■ **課題の指示**: 記録の冒頭から「123, 403, 135]」を含む行までの範囲を、両端の行も含め、「番号」と「内容」の2列からなるMarkdownの表にすること。空行は除く。

■ **使用する記録**:
━━━━━━━━━━━━━━━━━━━━━━━━━━━━━━

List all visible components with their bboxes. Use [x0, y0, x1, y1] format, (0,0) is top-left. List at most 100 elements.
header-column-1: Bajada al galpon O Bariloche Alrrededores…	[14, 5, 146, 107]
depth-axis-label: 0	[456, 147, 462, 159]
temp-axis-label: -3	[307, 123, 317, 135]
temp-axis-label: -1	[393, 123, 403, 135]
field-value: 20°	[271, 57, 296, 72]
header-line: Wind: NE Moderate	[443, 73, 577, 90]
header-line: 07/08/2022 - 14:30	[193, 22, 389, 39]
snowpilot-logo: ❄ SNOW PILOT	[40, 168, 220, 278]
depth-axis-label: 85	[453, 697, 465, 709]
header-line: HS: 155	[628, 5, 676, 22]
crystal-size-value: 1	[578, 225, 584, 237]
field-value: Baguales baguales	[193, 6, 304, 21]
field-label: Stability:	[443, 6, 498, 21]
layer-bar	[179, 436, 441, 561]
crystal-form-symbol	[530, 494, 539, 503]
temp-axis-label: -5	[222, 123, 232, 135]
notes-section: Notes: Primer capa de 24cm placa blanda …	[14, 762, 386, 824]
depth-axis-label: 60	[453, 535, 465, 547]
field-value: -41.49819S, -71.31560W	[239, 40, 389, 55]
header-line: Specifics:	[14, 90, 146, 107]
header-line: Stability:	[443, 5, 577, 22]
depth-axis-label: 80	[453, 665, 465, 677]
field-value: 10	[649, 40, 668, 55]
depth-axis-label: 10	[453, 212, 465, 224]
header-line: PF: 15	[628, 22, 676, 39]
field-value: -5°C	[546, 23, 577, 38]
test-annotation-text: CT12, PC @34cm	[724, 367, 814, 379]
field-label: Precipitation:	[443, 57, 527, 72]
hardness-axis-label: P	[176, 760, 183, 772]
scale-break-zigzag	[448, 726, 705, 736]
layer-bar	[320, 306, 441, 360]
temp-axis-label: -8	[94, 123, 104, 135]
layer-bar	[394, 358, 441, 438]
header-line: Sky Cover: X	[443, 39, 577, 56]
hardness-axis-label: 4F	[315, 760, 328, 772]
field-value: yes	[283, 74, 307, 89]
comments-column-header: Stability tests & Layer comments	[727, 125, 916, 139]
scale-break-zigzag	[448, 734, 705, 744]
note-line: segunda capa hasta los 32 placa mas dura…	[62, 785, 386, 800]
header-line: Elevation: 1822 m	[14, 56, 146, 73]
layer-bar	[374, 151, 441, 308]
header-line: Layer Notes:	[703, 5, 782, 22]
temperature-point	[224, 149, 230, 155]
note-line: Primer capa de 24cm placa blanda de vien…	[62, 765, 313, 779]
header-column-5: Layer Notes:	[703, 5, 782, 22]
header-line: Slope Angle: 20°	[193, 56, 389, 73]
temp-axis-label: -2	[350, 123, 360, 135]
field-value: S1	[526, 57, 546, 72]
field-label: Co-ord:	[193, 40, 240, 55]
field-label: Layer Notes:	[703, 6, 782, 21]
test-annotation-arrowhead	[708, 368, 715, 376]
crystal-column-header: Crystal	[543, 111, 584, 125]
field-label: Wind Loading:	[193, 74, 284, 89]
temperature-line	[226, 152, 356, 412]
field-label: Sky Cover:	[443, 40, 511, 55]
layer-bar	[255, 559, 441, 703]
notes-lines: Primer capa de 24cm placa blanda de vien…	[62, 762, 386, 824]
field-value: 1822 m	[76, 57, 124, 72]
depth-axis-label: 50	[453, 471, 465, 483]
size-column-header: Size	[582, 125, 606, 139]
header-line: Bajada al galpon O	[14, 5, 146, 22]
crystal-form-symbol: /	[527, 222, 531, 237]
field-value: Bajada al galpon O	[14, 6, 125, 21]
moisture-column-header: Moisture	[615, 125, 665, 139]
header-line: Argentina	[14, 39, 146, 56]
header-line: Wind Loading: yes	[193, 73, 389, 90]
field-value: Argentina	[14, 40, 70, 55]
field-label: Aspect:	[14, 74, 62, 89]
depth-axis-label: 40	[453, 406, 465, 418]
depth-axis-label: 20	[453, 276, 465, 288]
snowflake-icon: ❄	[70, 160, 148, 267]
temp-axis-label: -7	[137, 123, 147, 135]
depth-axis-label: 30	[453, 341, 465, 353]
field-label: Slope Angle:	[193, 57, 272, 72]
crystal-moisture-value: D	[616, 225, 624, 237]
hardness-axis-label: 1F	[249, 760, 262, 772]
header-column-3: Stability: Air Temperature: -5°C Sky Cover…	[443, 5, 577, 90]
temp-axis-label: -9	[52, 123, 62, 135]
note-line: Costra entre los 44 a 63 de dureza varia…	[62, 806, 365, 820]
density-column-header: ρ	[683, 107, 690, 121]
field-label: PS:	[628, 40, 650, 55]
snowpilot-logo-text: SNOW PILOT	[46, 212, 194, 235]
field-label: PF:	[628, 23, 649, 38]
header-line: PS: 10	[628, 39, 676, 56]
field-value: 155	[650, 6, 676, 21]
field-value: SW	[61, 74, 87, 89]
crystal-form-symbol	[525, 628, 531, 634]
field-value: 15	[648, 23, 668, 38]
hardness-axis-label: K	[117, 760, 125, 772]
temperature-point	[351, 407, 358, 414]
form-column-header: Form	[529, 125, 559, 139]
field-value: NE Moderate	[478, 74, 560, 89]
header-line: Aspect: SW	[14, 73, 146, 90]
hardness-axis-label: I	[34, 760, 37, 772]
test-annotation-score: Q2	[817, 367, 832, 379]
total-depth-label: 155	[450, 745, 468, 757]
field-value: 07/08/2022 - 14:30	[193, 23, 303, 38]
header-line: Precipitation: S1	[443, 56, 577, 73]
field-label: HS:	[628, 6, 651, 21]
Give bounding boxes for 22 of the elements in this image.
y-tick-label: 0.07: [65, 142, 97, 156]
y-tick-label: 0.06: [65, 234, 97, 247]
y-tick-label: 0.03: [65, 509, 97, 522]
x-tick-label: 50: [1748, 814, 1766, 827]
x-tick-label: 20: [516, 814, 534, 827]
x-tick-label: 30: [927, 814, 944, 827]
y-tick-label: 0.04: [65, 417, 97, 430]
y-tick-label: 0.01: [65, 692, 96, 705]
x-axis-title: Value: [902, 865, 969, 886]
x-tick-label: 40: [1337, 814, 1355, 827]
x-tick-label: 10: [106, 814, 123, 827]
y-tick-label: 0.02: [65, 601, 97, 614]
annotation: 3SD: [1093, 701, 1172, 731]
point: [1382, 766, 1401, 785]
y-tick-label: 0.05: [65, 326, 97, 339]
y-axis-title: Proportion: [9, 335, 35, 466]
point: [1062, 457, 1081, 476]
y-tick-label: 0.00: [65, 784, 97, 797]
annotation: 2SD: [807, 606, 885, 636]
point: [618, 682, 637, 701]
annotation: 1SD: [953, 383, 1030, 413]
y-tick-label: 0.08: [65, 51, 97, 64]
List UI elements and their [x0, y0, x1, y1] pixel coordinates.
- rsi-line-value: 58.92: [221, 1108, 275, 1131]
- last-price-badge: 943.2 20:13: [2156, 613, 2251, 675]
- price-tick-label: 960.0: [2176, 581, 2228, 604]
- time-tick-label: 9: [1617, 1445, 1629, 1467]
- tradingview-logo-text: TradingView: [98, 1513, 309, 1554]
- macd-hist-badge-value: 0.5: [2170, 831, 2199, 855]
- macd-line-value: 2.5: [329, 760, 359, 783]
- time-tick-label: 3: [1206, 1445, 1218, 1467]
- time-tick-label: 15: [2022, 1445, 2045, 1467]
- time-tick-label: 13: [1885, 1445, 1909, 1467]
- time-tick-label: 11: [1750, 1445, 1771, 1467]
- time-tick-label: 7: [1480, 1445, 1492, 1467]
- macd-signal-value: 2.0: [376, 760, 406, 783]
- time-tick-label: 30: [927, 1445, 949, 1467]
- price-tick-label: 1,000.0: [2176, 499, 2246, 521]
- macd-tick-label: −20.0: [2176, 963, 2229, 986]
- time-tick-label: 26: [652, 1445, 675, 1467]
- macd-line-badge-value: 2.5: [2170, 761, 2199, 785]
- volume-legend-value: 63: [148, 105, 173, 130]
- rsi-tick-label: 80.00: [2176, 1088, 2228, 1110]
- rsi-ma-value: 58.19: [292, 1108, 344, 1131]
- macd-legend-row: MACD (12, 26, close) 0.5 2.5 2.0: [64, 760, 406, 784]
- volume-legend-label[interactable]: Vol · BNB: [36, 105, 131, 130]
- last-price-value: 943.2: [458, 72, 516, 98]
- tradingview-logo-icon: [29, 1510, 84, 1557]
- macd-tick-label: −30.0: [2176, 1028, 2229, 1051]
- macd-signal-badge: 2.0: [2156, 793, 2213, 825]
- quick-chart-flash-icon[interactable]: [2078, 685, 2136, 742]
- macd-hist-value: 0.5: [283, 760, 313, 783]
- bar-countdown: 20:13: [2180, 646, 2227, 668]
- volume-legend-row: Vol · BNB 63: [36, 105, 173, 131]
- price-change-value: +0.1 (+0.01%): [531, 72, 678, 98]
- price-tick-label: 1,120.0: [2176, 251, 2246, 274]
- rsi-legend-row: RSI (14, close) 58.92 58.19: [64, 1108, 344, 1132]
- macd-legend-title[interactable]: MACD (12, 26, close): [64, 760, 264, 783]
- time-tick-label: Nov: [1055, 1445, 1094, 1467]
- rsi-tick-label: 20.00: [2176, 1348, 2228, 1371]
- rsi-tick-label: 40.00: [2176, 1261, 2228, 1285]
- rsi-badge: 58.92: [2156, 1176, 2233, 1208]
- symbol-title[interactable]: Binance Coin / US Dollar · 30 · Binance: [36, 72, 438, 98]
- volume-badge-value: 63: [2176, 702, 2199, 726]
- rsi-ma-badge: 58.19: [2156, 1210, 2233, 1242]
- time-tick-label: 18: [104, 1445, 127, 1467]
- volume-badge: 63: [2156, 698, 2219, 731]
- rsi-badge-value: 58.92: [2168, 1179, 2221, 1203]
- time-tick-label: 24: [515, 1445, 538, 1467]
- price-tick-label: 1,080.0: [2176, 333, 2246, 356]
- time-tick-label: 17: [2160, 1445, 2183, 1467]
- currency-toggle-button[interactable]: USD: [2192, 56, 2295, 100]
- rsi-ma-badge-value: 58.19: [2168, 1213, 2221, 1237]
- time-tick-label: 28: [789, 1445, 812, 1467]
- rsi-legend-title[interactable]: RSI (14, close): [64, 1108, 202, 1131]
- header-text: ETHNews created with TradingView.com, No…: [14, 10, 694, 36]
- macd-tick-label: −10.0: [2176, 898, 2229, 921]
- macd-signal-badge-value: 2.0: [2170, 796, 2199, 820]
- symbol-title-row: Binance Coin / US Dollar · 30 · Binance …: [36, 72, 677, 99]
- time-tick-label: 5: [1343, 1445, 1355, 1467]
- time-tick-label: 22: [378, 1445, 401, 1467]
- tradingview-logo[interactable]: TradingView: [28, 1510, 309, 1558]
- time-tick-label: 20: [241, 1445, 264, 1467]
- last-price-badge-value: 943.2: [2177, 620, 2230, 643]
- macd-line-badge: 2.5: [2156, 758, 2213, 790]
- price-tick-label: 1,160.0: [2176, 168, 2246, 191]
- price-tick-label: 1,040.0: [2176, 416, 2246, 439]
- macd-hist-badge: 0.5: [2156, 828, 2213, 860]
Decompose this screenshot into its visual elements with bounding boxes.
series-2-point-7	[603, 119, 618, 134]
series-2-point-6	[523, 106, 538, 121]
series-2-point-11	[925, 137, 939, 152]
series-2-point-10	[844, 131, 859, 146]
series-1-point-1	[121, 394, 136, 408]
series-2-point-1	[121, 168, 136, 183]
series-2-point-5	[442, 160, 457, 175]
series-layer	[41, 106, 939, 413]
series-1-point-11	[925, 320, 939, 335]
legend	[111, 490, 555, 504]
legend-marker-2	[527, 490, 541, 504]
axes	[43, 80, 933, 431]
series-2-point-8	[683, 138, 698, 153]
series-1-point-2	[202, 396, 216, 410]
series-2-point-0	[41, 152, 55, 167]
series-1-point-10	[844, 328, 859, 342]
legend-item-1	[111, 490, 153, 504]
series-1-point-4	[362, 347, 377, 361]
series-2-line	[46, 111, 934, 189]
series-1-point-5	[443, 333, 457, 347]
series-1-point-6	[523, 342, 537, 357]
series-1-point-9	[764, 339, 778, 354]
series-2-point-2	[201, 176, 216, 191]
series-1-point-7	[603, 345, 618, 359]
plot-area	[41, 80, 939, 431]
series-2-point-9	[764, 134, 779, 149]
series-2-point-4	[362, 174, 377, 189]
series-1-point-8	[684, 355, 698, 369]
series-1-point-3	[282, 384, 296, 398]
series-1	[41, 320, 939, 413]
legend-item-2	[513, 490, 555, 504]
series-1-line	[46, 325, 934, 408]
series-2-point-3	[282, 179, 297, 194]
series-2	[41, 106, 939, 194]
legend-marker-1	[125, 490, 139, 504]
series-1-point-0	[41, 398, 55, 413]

━━━━━━━━━━━━━━━━━━━━━━━━━━━━━━

■ **演習の結果**:
| 番号 | 内容 |
|---|---|
| 1 | List all visible components with their bboxes. Use [x0, y0, x1, y1] format, (0,0) is top-left. List at most 100 elements. |
| 2 | header-column-1: Bajada al galpon O Bariloche Alrrededores…	[14, 5, 146, 107] |
| 3 | depth-axis-label: 0	[456, 147, 462, 159] |
| 4 | temp-axis-label: -3	[307, 123, 317, 135] |
| 5 | temp-axis-label: -1	[393, 123, 403, 135] |